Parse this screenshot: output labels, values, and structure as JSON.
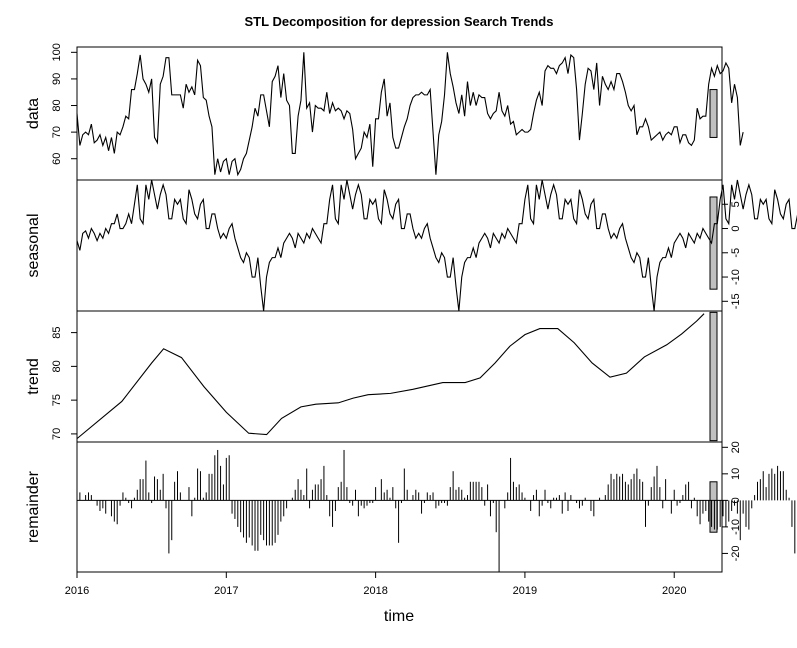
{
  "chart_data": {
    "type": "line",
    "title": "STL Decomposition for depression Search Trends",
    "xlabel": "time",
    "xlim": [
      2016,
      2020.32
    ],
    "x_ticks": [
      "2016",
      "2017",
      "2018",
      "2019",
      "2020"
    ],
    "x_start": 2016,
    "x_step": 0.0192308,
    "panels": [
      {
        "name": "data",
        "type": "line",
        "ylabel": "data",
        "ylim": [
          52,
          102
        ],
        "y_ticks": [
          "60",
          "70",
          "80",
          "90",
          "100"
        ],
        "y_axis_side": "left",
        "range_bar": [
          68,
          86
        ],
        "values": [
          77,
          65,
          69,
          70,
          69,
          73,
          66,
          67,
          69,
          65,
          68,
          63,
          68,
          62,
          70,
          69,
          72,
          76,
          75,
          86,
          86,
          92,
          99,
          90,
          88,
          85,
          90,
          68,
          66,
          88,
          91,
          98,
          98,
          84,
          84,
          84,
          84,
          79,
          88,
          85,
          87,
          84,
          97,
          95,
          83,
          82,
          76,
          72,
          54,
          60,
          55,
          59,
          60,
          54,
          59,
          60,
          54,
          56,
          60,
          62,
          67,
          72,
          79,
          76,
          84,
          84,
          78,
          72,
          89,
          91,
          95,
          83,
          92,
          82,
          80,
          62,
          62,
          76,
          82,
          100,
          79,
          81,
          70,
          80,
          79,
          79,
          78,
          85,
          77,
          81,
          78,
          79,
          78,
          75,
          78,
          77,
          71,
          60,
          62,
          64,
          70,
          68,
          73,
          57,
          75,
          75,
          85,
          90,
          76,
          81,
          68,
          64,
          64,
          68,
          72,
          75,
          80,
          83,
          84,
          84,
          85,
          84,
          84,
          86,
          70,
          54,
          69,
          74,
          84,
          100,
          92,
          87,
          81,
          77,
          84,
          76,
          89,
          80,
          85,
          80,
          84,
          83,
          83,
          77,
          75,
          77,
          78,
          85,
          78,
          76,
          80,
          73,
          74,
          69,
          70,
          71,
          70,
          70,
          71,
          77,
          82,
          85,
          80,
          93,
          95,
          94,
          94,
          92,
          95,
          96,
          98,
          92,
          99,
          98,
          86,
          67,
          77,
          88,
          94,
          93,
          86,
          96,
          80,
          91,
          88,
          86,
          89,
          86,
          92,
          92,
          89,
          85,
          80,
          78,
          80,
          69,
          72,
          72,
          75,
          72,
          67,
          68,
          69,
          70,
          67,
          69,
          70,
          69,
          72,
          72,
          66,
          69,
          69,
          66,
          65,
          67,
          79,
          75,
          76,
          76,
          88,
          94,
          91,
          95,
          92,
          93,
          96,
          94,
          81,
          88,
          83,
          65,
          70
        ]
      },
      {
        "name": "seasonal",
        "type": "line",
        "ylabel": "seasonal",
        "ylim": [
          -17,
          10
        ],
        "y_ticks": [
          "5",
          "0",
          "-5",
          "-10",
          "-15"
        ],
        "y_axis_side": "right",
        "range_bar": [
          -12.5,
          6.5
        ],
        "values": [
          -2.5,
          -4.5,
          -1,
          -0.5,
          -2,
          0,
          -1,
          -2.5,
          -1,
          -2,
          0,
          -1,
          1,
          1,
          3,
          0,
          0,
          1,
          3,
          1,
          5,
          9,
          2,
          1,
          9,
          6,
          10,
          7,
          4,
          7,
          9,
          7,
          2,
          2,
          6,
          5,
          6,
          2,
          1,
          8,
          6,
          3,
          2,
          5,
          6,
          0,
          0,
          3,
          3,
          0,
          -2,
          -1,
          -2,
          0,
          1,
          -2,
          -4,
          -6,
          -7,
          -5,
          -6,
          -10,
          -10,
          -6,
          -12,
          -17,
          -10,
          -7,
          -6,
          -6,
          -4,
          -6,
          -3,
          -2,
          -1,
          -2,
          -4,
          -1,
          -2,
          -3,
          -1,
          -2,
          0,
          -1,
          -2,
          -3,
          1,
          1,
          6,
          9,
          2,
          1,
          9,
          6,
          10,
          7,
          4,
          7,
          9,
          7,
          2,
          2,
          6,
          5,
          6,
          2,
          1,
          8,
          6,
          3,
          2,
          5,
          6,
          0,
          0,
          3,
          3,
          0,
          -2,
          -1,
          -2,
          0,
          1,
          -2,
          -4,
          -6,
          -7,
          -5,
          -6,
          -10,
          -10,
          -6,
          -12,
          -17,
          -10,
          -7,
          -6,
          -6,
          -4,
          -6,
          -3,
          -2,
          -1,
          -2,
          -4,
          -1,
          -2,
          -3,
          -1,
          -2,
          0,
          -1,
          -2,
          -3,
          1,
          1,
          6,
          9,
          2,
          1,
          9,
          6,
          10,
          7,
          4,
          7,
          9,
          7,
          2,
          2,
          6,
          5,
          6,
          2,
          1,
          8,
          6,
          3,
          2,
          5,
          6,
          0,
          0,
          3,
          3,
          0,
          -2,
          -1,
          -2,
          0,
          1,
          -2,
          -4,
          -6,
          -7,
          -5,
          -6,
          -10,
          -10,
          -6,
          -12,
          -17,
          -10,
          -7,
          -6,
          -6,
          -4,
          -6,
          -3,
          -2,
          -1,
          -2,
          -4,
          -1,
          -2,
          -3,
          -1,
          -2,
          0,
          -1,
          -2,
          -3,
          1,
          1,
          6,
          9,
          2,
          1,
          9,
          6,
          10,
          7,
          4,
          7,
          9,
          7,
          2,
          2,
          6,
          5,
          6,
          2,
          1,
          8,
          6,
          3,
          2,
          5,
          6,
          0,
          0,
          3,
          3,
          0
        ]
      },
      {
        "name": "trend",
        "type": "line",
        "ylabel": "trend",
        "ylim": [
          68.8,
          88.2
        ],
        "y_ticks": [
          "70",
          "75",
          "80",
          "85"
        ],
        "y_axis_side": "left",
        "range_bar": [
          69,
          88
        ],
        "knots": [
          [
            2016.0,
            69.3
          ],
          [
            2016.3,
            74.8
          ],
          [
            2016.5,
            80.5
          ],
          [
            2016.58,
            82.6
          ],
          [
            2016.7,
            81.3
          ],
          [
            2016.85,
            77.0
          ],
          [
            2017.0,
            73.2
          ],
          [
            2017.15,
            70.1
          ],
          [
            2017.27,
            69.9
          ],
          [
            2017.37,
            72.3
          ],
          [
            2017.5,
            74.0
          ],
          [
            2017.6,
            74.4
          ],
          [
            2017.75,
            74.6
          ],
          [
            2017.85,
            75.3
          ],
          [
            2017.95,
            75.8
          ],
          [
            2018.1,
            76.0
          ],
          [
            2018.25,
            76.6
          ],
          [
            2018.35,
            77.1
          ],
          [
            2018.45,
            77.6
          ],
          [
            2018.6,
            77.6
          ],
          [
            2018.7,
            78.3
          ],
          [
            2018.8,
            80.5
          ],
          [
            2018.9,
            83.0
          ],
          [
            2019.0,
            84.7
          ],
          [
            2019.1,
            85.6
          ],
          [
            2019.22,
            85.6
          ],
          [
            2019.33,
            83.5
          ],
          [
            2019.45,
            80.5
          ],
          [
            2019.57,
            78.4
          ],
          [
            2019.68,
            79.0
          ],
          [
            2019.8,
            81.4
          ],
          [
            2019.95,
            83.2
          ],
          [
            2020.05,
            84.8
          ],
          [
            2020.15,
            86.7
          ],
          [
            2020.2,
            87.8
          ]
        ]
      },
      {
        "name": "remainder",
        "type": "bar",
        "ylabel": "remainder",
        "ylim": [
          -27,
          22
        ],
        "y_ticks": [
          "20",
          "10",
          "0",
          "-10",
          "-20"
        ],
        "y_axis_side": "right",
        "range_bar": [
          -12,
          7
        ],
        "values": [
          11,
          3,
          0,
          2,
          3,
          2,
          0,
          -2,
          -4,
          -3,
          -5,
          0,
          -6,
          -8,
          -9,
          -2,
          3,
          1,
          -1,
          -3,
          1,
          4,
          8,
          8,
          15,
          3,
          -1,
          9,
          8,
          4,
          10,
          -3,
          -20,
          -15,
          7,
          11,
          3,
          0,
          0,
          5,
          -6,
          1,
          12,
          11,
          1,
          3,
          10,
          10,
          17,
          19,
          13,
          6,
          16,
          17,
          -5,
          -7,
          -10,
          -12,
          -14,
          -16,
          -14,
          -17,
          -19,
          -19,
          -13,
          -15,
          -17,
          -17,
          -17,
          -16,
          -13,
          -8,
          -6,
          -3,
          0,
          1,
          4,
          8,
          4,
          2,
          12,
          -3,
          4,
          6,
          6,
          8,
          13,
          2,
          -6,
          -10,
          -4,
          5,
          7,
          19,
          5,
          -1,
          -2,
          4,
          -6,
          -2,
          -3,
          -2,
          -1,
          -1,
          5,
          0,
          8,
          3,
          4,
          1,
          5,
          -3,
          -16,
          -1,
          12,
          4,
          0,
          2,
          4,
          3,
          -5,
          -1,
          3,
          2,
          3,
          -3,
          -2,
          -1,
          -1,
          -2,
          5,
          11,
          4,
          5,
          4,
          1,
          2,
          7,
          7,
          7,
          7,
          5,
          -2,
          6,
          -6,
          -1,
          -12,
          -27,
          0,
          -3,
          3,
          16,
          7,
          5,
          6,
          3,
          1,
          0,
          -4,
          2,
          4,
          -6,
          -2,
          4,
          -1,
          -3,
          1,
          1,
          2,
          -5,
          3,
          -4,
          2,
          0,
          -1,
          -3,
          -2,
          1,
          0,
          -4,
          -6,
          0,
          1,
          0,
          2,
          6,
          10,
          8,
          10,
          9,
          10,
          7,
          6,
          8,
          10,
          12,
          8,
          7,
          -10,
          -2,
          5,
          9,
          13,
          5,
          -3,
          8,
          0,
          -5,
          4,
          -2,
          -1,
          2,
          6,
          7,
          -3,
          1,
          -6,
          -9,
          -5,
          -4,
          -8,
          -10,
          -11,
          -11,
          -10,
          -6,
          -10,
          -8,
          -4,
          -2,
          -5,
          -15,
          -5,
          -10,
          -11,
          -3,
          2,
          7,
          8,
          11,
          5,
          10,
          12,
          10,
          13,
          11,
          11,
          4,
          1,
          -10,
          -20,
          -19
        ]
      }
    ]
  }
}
———
What you have to do:
Go through the data above and find the lines with the word "name". Copy each of those lines.

Answer in full:
        "name": "data",
        "name": "seasonal",
        "name": "trend",
        "name": "remainder",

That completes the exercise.